### Goal of the exercise
From the listing below, return each line that includes "absolute".

— BEGIN Listed records —

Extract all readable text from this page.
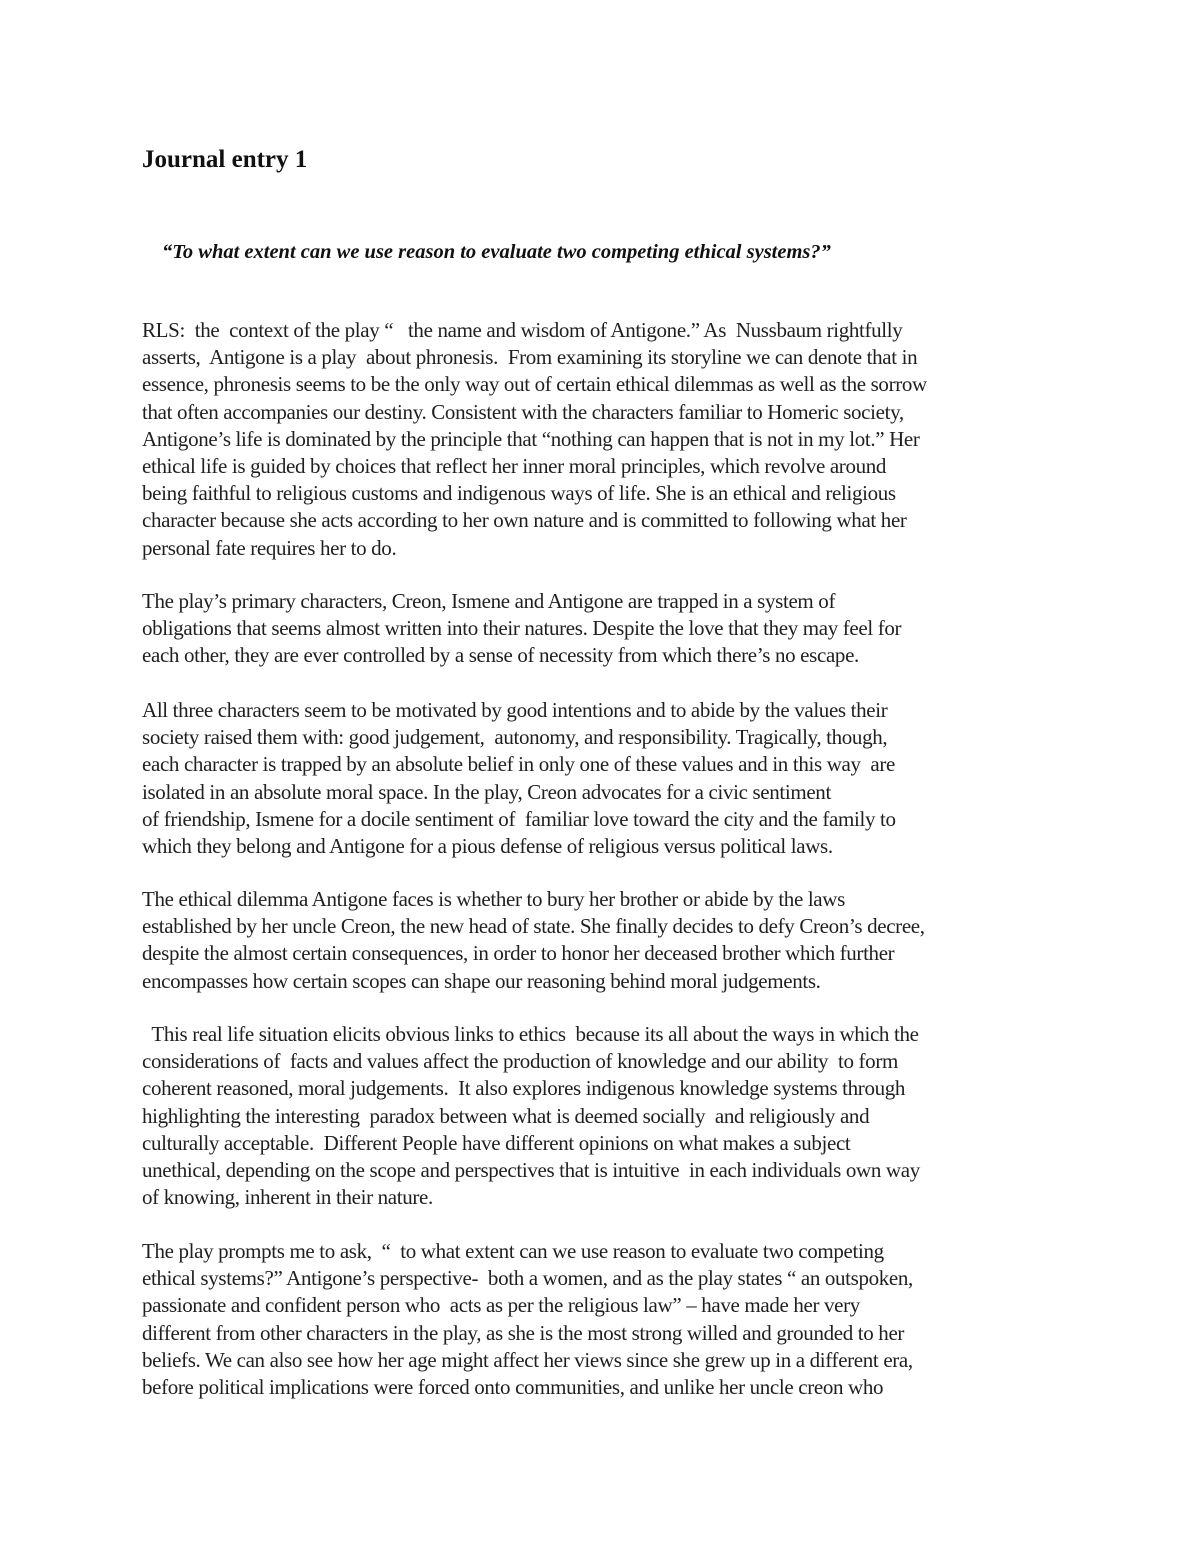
Journal entry 1

“To what extent can we use reason to evaluate two competing ethical systems?”

RLS:  the  context of the play “   the name and wisdom of Antigone.” As  Nussbaum rightfully
asserts,  Antigone is a play  about phronesis.  From examining its storyline we can denote that in
essence, phronesis seems to be the only way out of certain ethical dilemmas as well as the sorrow
that often accompanies our destiny. Consistent with the characters familiar to Homeric society,
Antigone’s life is dominated by the principle that “nothing can happen that is not in my lot.” Her
ethical life is guided by choices that reflect her inner moral principles, which revolve around
being faithful to religious customs and indigenous ways of life. She is an ethical and religious
character because she acts according to her own nature and is committed to following what her
personal fate requires her to do.
The play’s primary characters, Creon, Ismene and Antigone are trapped in a system of
obligations that seems almost written into their natures. Despite the love that they may feel for
each other, they are ever controlled by a sense of necessity from which there’s no escape.
All three characters seem to be motivated by good intentions and to abide by the values their
society raised them with: good judgement,  autonomy, and responsibility. Tragically, though,
each character is trapped by an absolute belief in only one of these values and in this way  are
isolated in an absolute moral space. In the play, Creon advocates for a civic sentiment
of friendship, Ismene for a docile sentiment of  familiar love toward the city and the family to
which they belong and Antigone for a pious defense of religious versus political laws.
The ethical dilemma Antigone faces is whether to bury her brother or abide by the laws
established by her uncle Creon, the new head of state. She finally decides to defy Creon’s decree,
despite the almost certain consequences, in order to honor her deceased brother which further
encompasses how certain scopes can shape our reasoning behind moral judgements.
This real life situation elicits obvious links to ethics  because its all about the ways in which the
considerations of  facts and values affect the production of knowledge and our ability  to form
coherent reasoned, moral judgements.  It also explores indigenous knowledge systems through
highlighting the interesting  paradox between what is deemed socially  and religiously and
culturally acceptable.  Different People have different opinions on what makes a subject
unethical, depending on the scope and perspectives that is intuitive  in each individuals own way
of knowing, inherent in their nature.
The play prompts me to ask,  “  to what extent can we use reason to evaluate two competing
ethical systems?” Antigone’s perspective-  both a women, and as the play states “ an outspoken,
passionate and confident person who  acts as per the religious law” – have made her very
different from other characters in the play, as she is the most strong willed and grounded to her
beliefs. We can also see how her age might affect her views since she grew up in a different era,
before political implications were forced onto communities, and unlike her uncle creon who
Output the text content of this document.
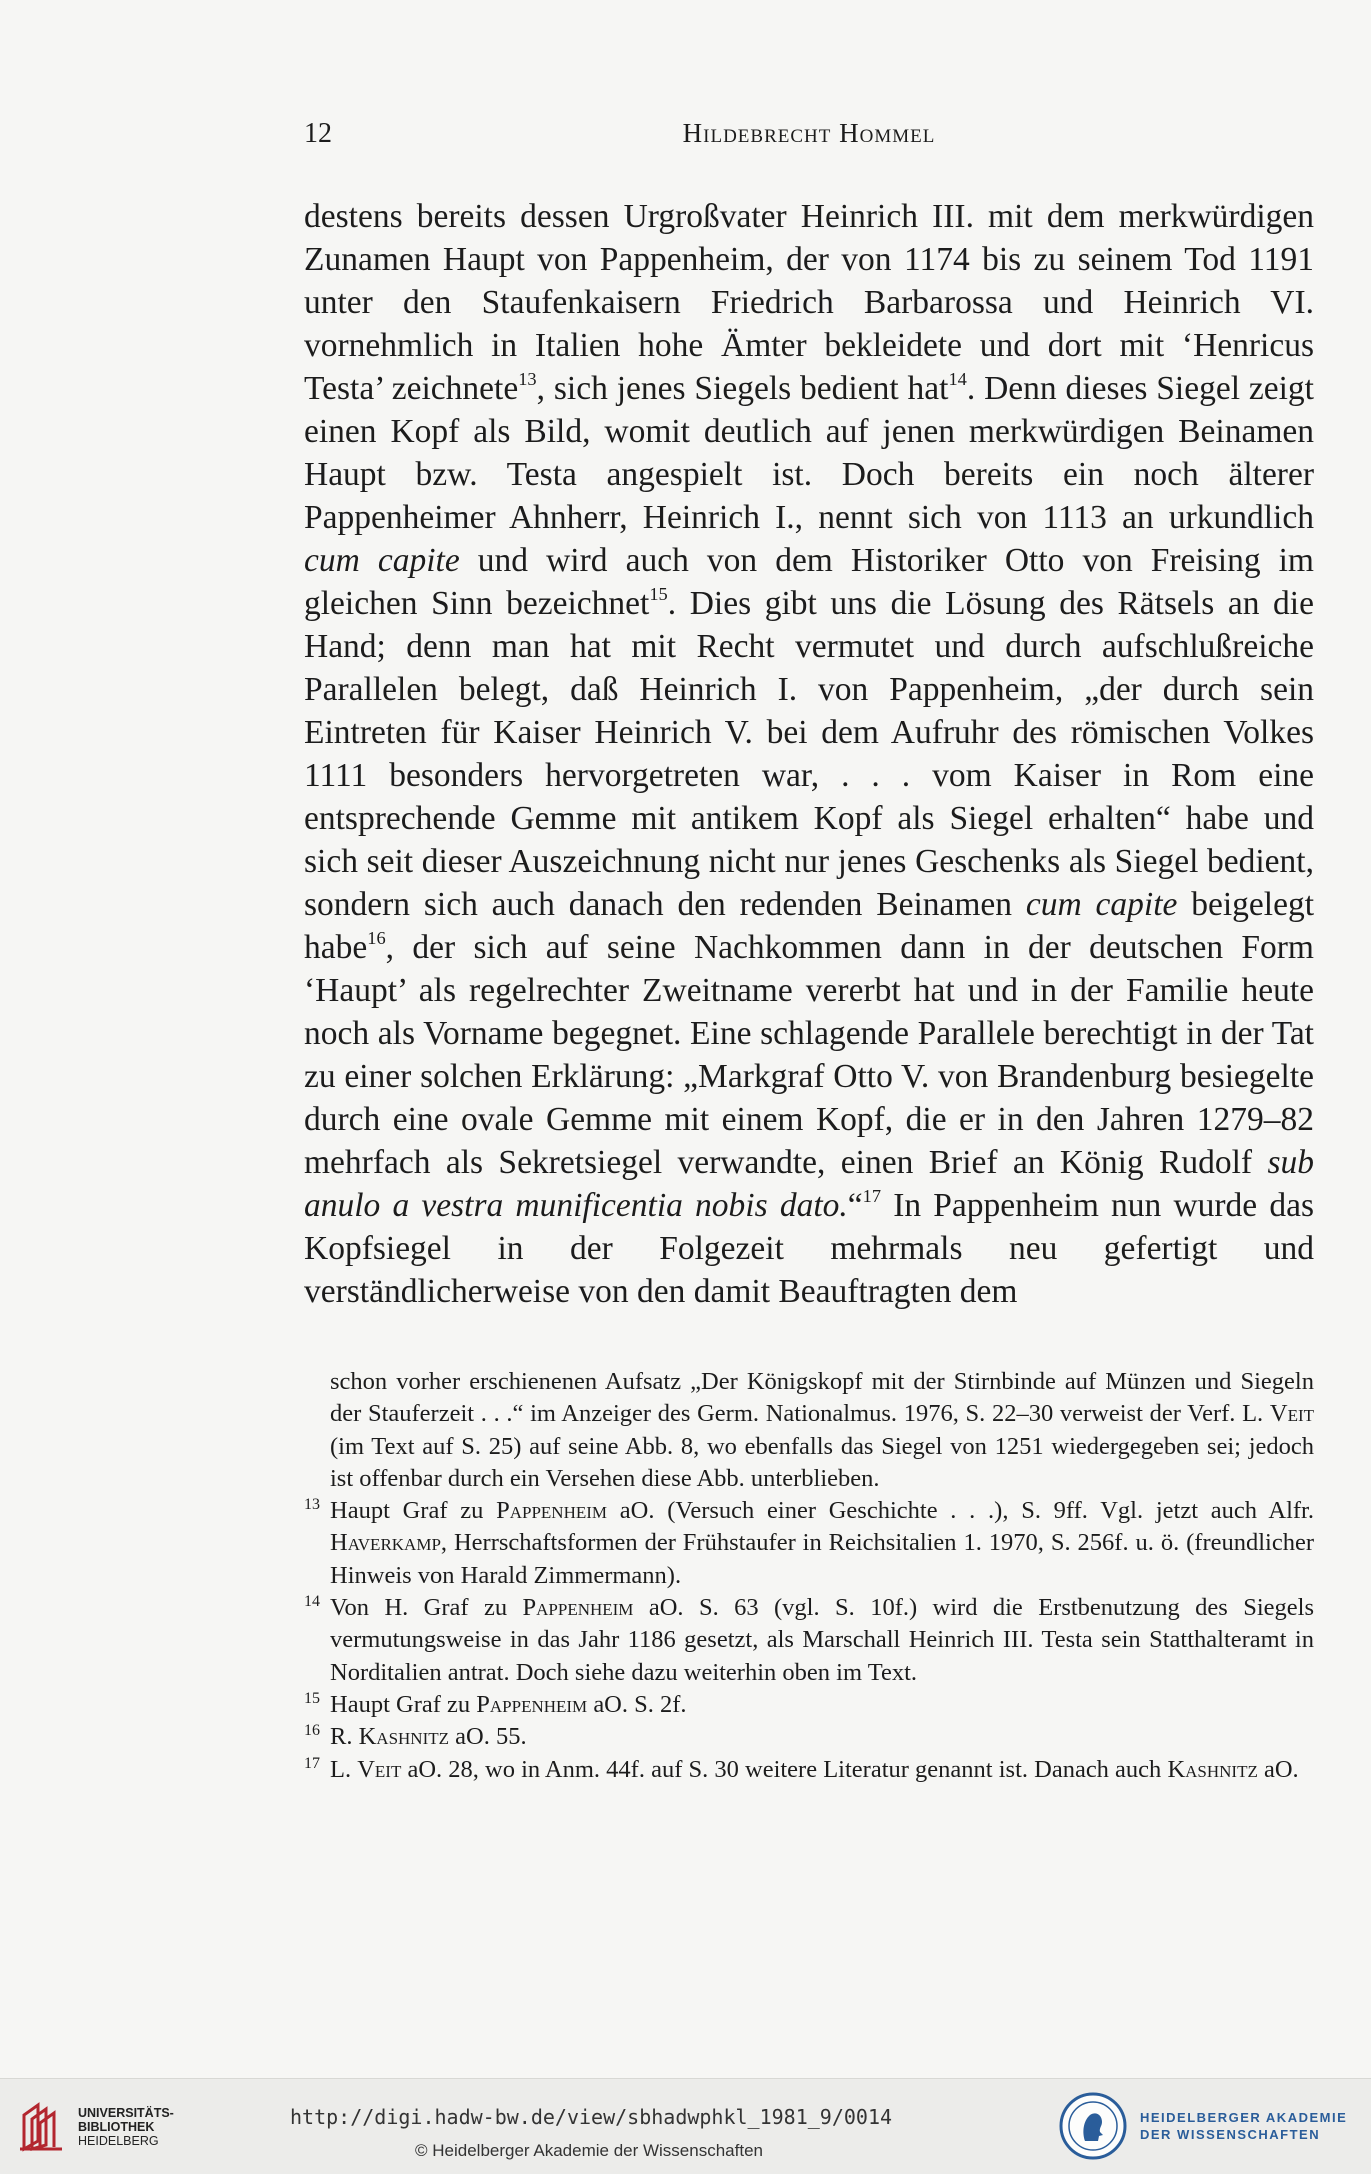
12	Hildebrecht Hommel

destens bereits dessen Urgroßvater Heinrich III. mit dem merkwürdigen Zunamen Haupt von Pappenheim, der von 1174 bis zu seinem Tod 1191 unter den Staufenkaisern Friedrich Barbarossa und Heinrich VI. vornehmlich in Italien hohe Ämter bekleidete und dort mit ‘Henricus Testa’ zeichnete$^{13}$, sich jenes Siegels bedient hat$^{14}$. Denn dieses Siegel zeigt einen Kopf als Bild, womit deutlich auf jenen merkwürdigen Beinamen Haupt bzw. Testa angespielt ist. Doch bereits ein noch älterer Pappenheimer Ahnherr, Heinrich I., nennt sich von 1113 an urkundlich cum capite und wird auch von dem Historiker Otto von Freising im gleichen Sinn bezeichnet$^{15}$. Dies gibt uns die Lösung des Rätsels an die Hand; denn man hat mit Recht vermutet und durch aufschlußreiche Parallelen belegt, daß Heinrich I. von Pappenheim, „der durch sein Eintreten für Kaiser Heinrich V. bei dem Aufruhr des römischen Volkes 1111 besonders hervorgetreten war, . . . vom Kaiser in Rom eine entsprechende Gemme mit antikem Kopf als Siegel erhalten“ habe und sich seit dieser Auszeichnung nicht nur jenes Geschenks als Siegel bedient, sondern sich auch danach den redenden Beinamen cum capite beigelegt habe$^{16}$, der sich auf seine Nachkommen dann in der deutschen Form ‘Haupt’ als regelrechter Zweitname vererbt hat und in der Familie heute noch als Vorname begegnet. Eine schlagende Parallele berechtigt in der Tat zu einer solchen Erklärung: „Markgraf Otto V. von Brandenburg besiegelte durch eine ovale Gemme mit einem Kopf, die er in den Jahren 1279–82 mehrfach als Sekretsiegel verwandte, einen Brief an König Rudolf sub anulo a vestra munificentia nobis dato.“$^{17}$ In Pappenheim nun wurde das Kopfsiegel in der Folgezeit mehrmals neu gefertigt und verständlicherweise von den damit Beauftragten dem

schon vorher erschienenen Aufsatz „Der Königskopf mit der Stirnbinde auf Münzen und Siegeln der Stauferzeit . . .“ im Anzeiger des Germ. Nationalmus. 1976, S. 22–30 verweist der Verf. L. Veit (im Text auf S. 25) auf seine Abb. 8, wo ebenfalls das Siegel von 1251 wiedergegeben sei; jedoch ist offenbar durch ein Versehen diese Abb. unterblieben.

13 Haupt Graf zu Pappenheim aO. (Versuch einer Geschichte . . .), S. 9ff. Vgl. jetzt auch Alfr. Haverkamp, Herrschaftsformen der Frühstaufer in Reichsitalien 1. 1970, S. 256f. u. ö. (freundlicher Hinweis von Harald Zimmermann).

14 Von H. Graf zu Pappenheim aO. S. 63 (vgl. S. 10f.) wird die Erstbenutzung des Siegels vermutungsweise in das Jahr 1186 gesetzt, als Marschall Heinrich III. Testa sein Statthalteramt in Norditalien antrat. Doch siehe dazu weiterhin oben im Text.

15 Haupt Graf zu Pappenheim aO. S. 2f.

16 R. Kashnitz aO. 55.

17 L. Veit aO. 28, wo in Anm. 44f. auf S. 30 weitere Literatur genannt ist. Danach auch Kashnitz aO.

UNIVERSITÄTS-
BIBLIOTHEK
HEIDELBERG
http://digi.hadw-bw.de/view/sbhadwphkl_1981_9/0014
© Heidelberger Akademie der Wissenschaften
HEIDELBERGER AKADEMIE
DER WISSENSCHAFTEN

— END Listed records —

### Result
each character is trapped by an absolute belief in only one of these values and in this way  are
isolated in an absolute moral space. In the play, Creon advocates for a civic sentiment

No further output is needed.